Filter the listing below, copying every line in which the word "Those" appears.

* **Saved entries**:
###

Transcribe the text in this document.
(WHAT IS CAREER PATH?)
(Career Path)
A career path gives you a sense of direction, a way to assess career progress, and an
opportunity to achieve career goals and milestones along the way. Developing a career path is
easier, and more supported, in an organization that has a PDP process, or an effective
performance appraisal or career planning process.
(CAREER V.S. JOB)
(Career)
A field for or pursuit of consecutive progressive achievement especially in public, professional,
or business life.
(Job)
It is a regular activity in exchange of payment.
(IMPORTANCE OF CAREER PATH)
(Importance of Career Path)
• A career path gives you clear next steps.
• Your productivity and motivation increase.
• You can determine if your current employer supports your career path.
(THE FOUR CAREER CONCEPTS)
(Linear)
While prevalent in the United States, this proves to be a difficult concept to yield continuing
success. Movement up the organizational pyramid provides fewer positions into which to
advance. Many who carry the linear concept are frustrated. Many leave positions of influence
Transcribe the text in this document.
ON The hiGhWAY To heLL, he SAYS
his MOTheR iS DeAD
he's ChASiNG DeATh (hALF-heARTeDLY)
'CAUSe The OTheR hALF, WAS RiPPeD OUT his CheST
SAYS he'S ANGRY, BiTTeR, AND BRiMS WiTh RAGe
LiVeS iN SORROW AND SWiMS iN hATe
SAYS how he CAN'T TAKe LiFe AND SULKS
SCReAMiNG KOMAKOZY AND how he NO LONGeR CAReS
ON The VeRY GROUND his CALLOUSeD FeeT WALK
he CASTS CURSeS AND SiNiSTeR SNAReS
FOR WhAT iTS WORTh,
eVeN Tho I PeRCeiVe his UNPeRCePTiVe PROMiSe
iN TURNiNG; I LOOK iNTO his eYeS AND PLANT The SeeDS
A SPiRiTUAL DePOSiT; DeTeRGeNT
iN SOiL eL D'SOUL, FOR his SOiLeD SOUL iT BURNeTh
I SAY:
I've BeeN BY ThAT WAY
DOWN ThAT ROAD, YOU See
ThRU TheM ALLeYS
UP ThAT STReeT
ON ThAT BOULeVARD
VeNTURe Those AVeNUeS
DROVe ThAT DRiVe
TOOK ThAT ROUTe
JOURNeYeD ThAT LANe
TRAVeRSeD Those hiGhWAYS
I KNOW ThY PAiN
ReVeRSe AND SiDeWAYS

###

* **ANSWER TO THE EXERCISE**:
VeNTURe Those AVeNUeS
TRAVeRSeD Those hiGhWAYS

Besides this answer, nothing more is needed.